* _Dataset entries_

+ + + + +

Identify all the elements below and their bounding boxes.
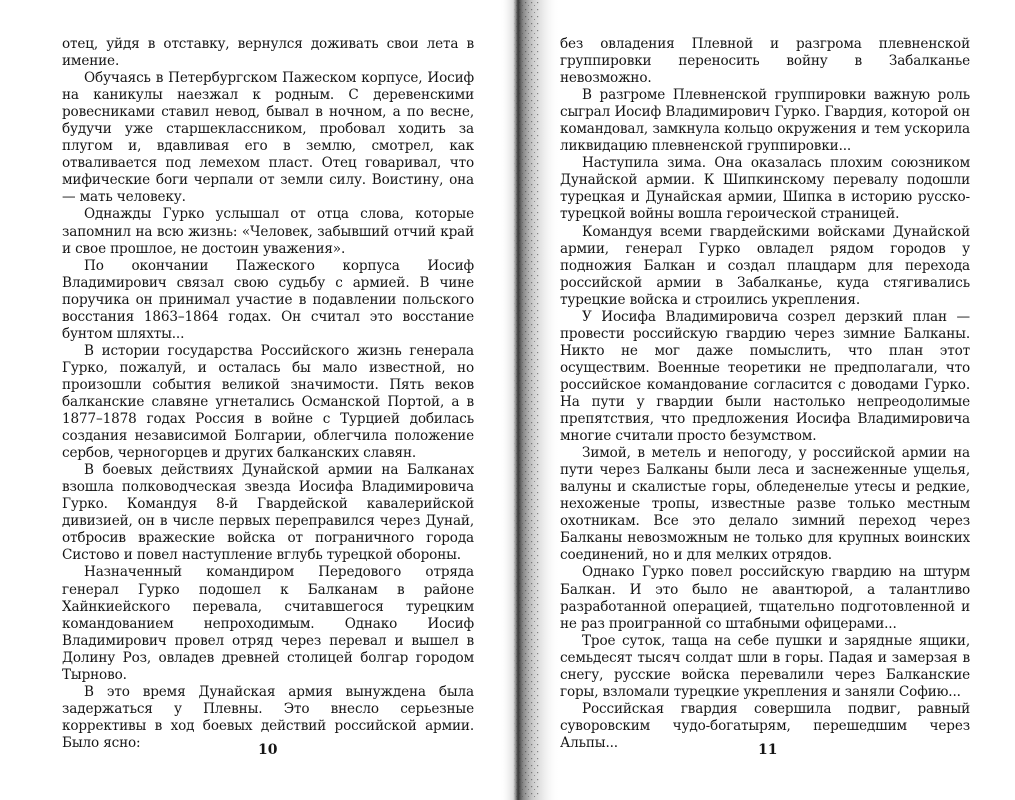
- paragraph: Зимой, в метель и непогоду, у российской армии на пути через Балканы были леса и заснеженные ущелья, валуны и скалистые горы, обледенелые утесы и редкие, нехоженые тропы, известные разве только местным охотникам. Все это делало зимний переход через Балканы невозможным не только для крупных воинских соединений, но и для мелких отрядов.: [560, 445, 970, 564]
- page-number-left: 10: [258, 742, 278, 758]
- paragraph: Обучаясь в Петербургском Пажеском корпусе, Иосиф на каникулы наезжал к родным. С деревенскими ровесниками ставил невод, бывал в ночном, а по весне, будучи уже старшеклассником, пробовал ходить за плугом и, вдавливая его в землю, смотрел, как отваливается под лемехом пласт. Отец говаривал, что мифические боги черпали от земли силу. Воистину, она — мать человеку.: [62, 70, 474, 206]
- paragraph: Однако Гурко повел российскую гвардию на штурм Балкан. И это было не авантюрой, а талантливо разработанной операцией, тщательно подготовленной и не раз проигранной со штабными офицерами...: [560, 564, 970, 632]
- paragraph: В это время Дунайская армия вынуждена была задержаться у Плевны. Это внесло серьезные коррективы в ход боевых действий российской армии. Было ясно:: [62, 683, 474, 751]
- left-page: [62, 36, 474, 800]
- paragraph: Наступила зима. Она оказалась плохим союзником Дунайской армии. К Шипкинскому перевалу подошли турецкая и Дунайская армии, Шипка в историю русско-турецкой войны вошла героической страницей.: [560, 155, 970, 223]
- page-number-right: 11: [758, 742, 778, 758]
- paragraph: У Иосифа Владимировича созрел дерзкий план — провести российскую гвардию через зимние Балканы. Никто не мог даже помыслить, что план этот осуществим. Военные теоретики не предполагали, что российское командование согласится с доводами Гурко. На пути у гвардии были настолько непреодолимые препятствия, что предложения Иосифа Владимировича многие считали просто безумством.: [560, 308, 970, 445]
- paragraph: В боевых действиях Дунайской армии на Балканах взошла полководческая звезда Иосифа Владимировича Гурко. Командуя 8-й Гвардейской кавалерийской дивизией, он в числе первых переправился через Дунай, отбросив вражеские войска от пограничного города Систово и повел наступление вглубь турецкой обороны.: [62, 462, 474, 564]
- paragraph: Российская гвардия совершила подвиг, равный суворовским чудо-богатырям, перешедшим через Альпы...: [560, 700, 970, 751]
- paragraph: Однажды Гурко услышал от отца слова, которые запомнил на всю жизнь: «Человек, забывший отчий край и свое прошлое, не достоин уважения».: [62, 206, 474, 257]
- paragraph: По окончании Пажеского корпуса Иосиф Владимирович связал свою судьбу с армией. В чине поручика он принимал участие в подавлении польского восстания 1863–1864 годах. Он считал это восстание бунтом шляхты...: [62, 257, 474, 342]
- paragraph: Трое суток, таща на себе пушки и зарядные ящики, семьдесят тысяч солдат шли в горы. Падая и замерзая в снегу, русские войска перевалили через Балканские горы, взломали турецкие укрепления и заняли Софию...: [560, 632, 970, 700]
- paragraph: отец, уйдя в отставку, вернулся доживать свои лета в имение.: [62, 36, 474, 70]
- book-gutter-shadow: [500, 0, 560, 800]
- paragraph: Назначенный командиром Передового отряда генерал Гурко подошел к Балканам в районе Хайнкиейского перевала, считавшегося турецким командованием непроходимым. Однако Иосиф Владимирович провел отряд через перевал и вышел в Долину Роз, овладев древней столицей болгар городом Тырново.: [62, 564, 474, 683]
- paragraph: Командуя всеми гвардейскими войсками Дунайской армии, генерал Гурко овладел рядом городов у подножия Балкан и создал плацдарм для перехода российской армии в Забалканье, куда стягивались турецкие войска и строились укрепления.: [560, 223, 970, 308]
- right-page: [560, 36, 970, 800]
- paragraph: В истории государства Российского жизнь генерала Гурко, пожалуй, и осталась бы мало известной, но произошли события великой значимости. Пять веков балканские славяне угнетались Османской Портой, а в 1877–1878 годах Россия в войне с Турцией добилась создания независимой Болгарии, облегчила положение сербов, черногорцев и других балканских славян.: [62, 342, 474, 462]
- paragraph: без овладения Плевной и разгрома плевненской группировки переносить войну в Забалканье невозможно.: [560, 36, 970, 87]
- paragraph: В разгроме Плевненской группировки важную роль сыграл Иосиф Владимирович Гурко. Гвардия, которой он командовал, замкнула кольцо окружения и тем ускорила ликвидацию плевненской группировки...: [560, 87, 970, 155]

+ + + + +

Can you recast these lines as a Markdown table with the columns "Number" and "Line", numbering each line, skipping blank lines, and leaving the pictures out?

| Number | Line |
|---|---|
| 1 | Identify all the elements below and their bounding boxes. |
| 2 | - paragraph: Зимой, в метель и непогоду, у российской армии на пути через Балканы были леса и заснеженные ущелья, валуны и скалистые горы, обледенелые утесы и редкие, нехоженые тропы, известные разве только местным охотникам. Все это делало зимний переход через Балканы невозможным не только для крупных воинских соединений, но и для мелких отрядов.: [560, 445, 970, 564] |
| 3 | - page-number-left: 10: [258, 742, 278, 758] |
| 4 | - paragraph: Обучаясь в Петербургском Пажеском корпусе, Иосиф на каникулы наезжал к родным. С деревенскими ровесниками ставил невод, бывал в ночном, а по весне, будучи уже старшеклассником, пробовал ходить за плугом и, вдавливая его в землю, смотрел, как отваливается под лемехом пласт. Отец говаривал, что мифические боги черпали от земли силу. Воистину, она — мать человеку.: [62, 70, 474, 206] |
| 5 | - paragraph: Однако Гурко повел российскую гвардию на штурм Балкан. И это было не авантюрой, а талантливо разработанной операцией, тщательно подготовленной и не раз проигранной со штабными офицерами...: [560, 564, 970, 632] |
| 6 | - paragraph: В это время Дунайская армия вынуждена была задержаться у Плевны. Это внесло серьезные коррективы в ход боевых действий российской армии. Было ясно:: [62, 683, 474, 751] |
| 7 | - left-page: [62, 36, 474, 800] |
| 8 | - paragraph: Наступила зима. Она оказалась плохим союзником Дунайской армии. К Шипкинскому перевалу подошли турецкая и Дунайская армии, Шипка в историю русско-турецкой войны вошла героической страницей.: [560, 155, 970, 223] |
| 9 | - page-number-right: 11: [758, 742, 778, 758] |
| 10 | - paragraph: У Иосифа Владимировича созрел дерзкий план — провести российскую гвардию через зимние Балканы. Никто не мог даже помыслить, что план этот осуществим. Военные теоретики не предполагали, что российское командование согласится с доводами Гурко. На пути у гвардии были настолько непреодолимые препятствия, что предложения Иосифа Владимировича многие считали просто безумством.: [560, 308, 970, 445] |
| 11 | - paragraph: В боевых действиях Дунайской армии на Балканах взошла полководческая звезда Иосифа Владимировича Гурко. Командуя 8-й Гвардейской кавалерийской дивизией, он в числе первых переправился через Дунай, отбросив вражеские войска от пограничного города Систово и повел наступление вглубь турецкой обороны.: [62, 462, 474, 564] |
| 12 | - paragraph: Российская гвардия совершила подвиг, равный суворовским чудо-богатырям, перешедшим через Альпы...: [560, 700, 970, 751] |
| 13 | - paragraph: Однажды Гурко услышал от отца слова, которые запомнил на всю жизнь: «Человек, забывший отчий край и свое прошлое, не достоин уважения».: [62, 206, 474, 257] |
| 14 | - paragraph: По окончании Пажеского корпуса Иосиф Владимирович связал свою судьбу с армией. В чине поручика он принимал участие в подавлении польского восстания 1863–1864 годах. Он считал это восстание бунтом шляхты...: [62, 257, 474, 342] |
| 15 | - paragraph: Трое суток, таща на себе пушки и зарядные ящики, семьдесят тысяч солдат шли в горы. Падая и замерзая в снегу, русские войска перевалили через Балканские горы, взломали турецкие укрепления и заняли Софию...: [560, 632, 970, 700] |
| 16 | - paragraph: отец, уйдя в отставку, вернулся доживать свои лета в имение.: [62, 36, 474, 70] |
| 17 | - book-gutter-shadow: [500, 0, 560, 800] |
| 18 | - paragraph: Назначенный командиром Передового отряда генерал Гурко подошел к Балканам в районе Хайнкиейского перевала, считавшегося турецким командованием непроходимым. Однако Иосиф Владимирович провел отряд через перевал и вышел в Долину Роз, овладев древней столицей болгар городом Тырново.: [62, 564, 474, 683] |
| 19 | - paragraph: Командуя всеми гвардейскими войсками Дунайской армии, генерал Гурко овладел рядом городов у подножия Балкан и создал плацдарм для перехода российской армии в Забалканье, куда стягивались турецкие войска и строились укрепления.: [560, 223, 970, 308] |
| 20 | - right-page: [560, 36, 970, 800] |
| 21 | - paragraph: В истории государства Российского жизнь генерала Гурко, пожалуй, и осталась бы мало известной, но произошли события великой значимости. Пять веков балканские славяне угнетались Османской Портой, а в 1877–1878 годах Россия в войне с Турцией добилась создания независимой Болгарии, облегчила положение сербов, черногорцев и других балканских славян.: [62, 342, 474, 462] |
| 22 | - paragraph: без овладения Плевной и разгрома плевненской группировки переносить войну в Забалканье невозможно.: [560, 36, 970, 87] |
| 23 | - paragraph: В разгроме Плевненской группировки важную роль сыграл Иосиф Владимирович Гурко. Гвардия, которой он командовал, замкнула кольцо окружения и тем ускорила ликвидацию плевненской группировки...: [560, 87, 970, 155] |